-- Start of The data --

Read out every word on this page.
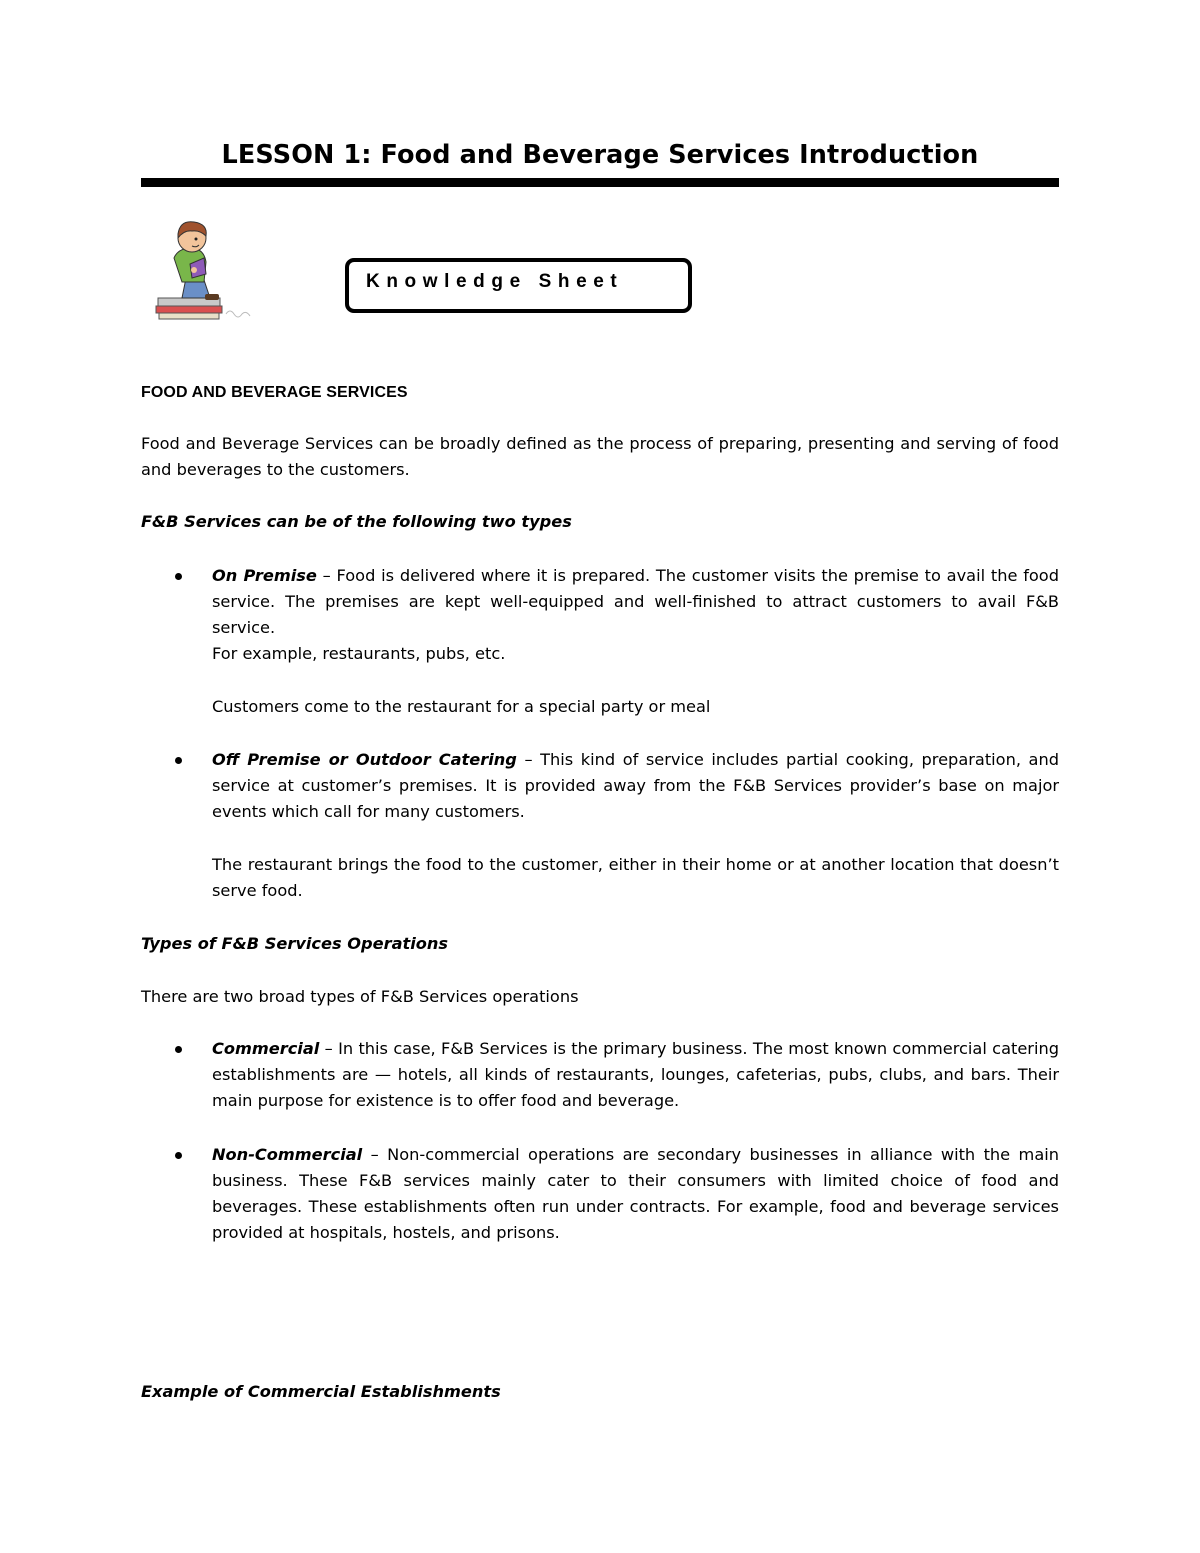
LESSON 1: Food and Beverage Services Introduction
Knowledge Sheet
FOOD AND BEVERAGE SERVICES
Food and Beverage Services can be broadly defined as the process of preparing, presenting and serving of food and beverages to the customers.
F&B Services can be of the following two types
On Premise – Food is delivered where it is prepared. The customer visits the premise to avail the food service. The premises are kept well-equipped and well-finished to attract customers to avail F&B service.
For example, restaurants, pubs, etc.
Customers come to the restaurant for a special party or meal
Off Premise or Outdoor Catering – This kind of service includes partial cooking, preparation, and service at customer’s premises. It is provided away from the F&B Services provider’s base on major events which call for many customers.
The restaurant brings the food to the customer, either in their home or at another location that doesn’t serve food.
Types of F&B Services Operations
There are two broad types of F&B Services operations
Commercial – In this case, F&B Services is the primary business. The most known commercial catering establishments are — hotels, all kinds of restaurants, lounges, cafeterias, pubs, clubs, and bars. Their main purpose for existence is to offer food and beverage.
Non-Commercial – Non-commercial operations are secondary businesses in alliance with the main business. These F&B services mainly cater to their consumers with limited choice of food and beverages. These establishments often run under contracts. For example, food and beverage services provided at hospitals, hostels, and prisons.
Example of Commercial Establishments
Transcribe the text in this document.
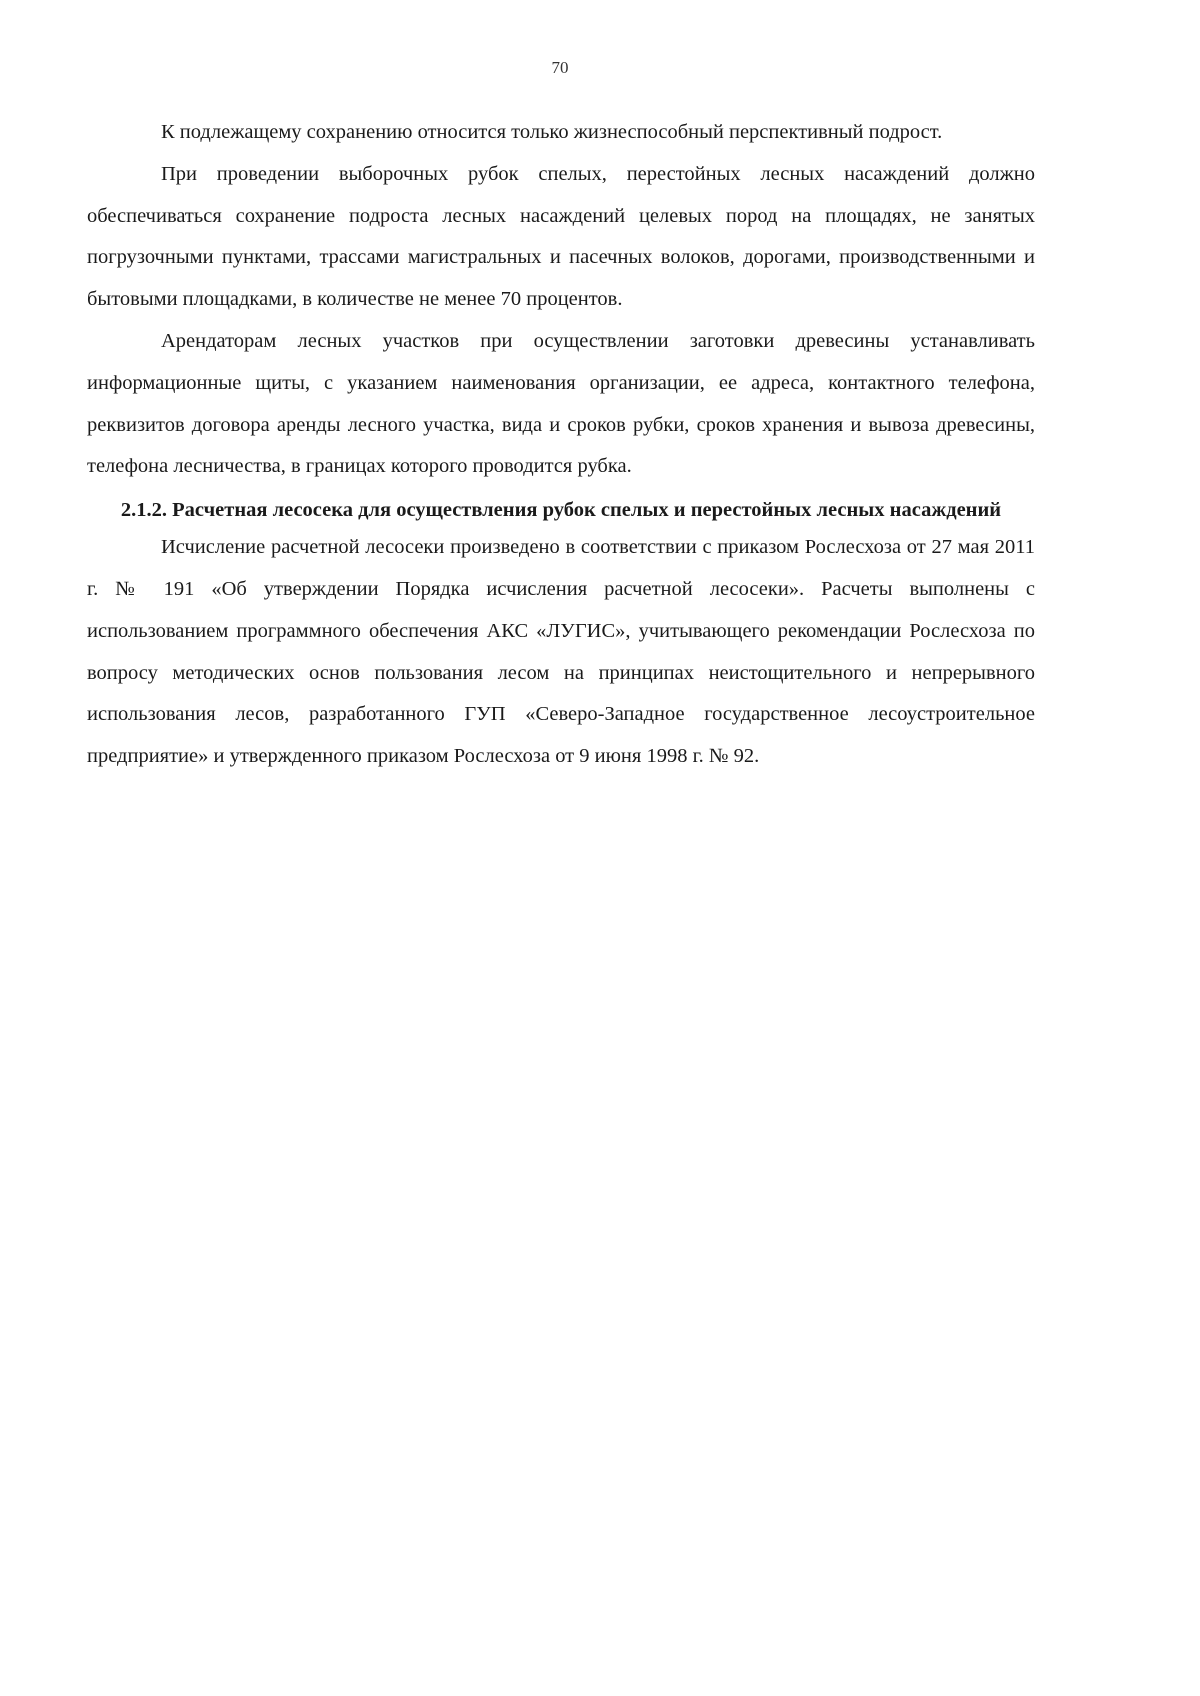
70

К подлежащему сохранению относится только жизнеспособный перспективный подрост.

При проведении выборочных рубок спелых, перестойных лесных насаждений должно обеспечиваться сохранение подроста лесных насаждений целевых пород на площадях, не занятых погрузочными пунктами, трассами магистральных и пасечных волоков, дорогами, производственными и бытовыми площадками, в количестве не менее 70 процентов.

Арендаторам лесных участков при осуществлении заготовки древесины устанавливать информационные щиты, с указанием наименования организации, ее адреса, контактного телефона, реквизитов договора аренды лесного участка, вида и сроков рубки, сроков хранения и вывоза древесины, телефона лесничества, в границах которого проводится рубка.

2.1.2. Расчетная лесосека для осуществления рубок спелых и перестойных лесных насаждений

Исчисление расчетной лесосеки произведено в соответствии с приказом Рослесхоза от 27 мая 2011 г. № 191 «Об утверждении Порядка исчисления расчетной лесосеки». Расчеты выполнены с использованием программного обеспечения АКС «ЛУГИС», учитывающего рекомендации Рослесхоза по вопросу методических основ пользования лесом на принципах неистощительного и непрерывного использования лесов, разработанного ГУП «Северо-Западное государственное лесоустроительное предприятие» и утвержденного приказом Рослесхоза от 9 июня 1998 г. № 92.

-- End of The data --

• _Stated task_: Return each line in the records that holds the string "provided".

• _Expected output_:
Off Premise or Outdoor Catering – This kind of service includes partial cooking, preparation, and service at customer’s premises. It is provided away from the F&B Services provider’s base on major events which call for many customers.
Non-Commercial – Non-commercial operations are secondary businesses in alliance with the main business. These F&B services mainly cater to their consumers with limited choice of food and beverages. These establishments often run under contracts. For example, food and beverage services provided at hospitals, hostels, and prisons.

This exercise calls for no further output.